* **TASK REQUIREMENTS**: Read the listing and extract each line that includes the word "dataLenLine".

* **INFORMATION SUPPLIED**:
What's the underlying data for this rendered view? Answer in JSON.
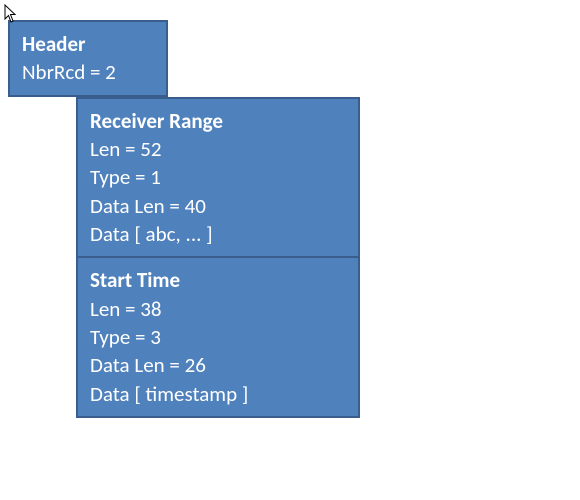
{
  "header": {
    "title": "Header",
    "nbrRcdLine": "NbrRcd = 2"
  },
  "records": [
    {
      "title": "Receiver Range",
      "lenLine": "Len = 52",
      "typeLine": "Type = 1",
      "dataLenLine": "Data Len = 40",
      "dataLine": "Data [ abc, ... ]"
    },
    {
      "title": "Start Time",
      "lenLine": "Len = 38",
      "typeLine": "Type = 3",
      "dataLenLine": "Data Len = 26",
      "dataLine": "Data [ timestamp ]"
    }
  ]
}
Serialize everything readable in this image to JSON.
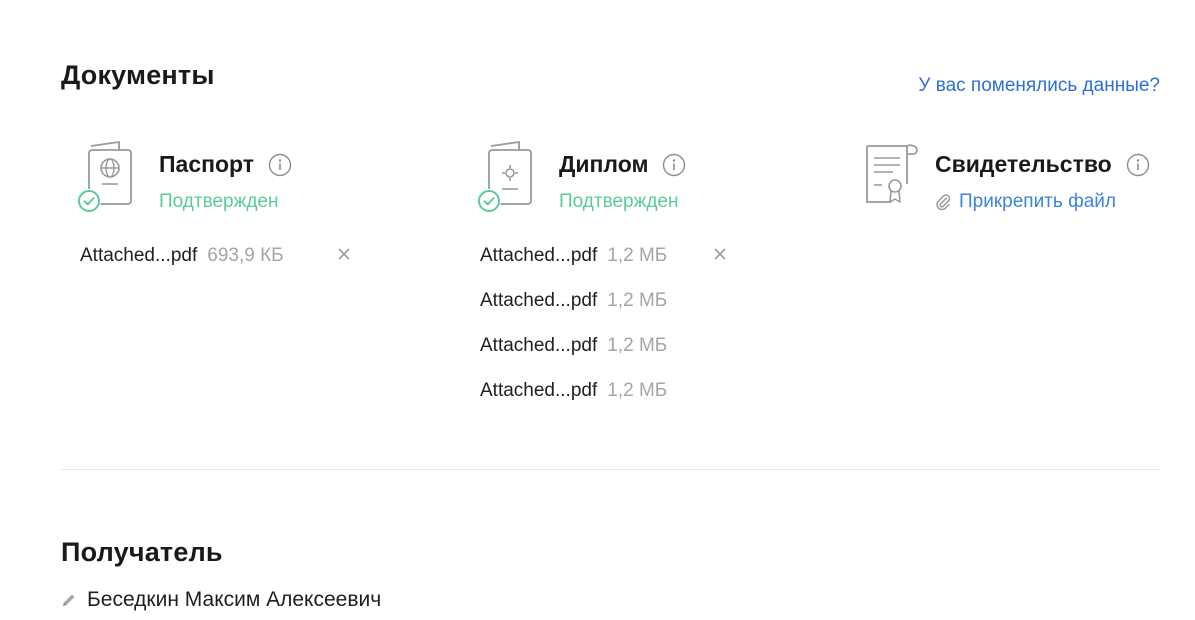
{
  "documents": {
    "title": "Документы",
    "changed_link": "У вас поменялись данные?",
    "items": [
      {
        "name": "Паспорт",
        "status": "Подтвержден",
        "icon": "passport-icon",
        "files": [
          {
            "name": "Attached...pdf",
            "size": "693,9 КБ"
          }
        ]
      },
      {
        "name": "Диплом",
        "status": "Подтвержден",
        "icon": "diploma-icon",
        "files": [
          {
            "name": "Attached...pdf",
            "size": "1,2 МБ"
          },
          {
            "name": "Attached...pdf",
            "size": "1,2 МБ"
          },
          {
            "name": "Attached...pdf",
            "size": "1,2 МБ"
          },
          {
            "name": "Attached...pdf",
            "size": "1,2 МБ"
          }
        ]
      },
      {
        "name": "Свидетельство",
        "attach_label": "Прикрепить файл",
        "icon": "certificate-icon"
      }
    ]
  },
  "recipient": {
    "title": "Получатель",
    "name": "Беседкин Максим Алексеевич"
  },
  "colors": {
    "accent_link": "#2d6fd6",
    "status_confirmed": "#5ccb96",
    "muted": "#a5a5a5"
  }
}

* **EXERCISE OUTPUT**:
      "dataLenLine": "Data Len = 40",
      "dataLenLine": "Data Len = 26",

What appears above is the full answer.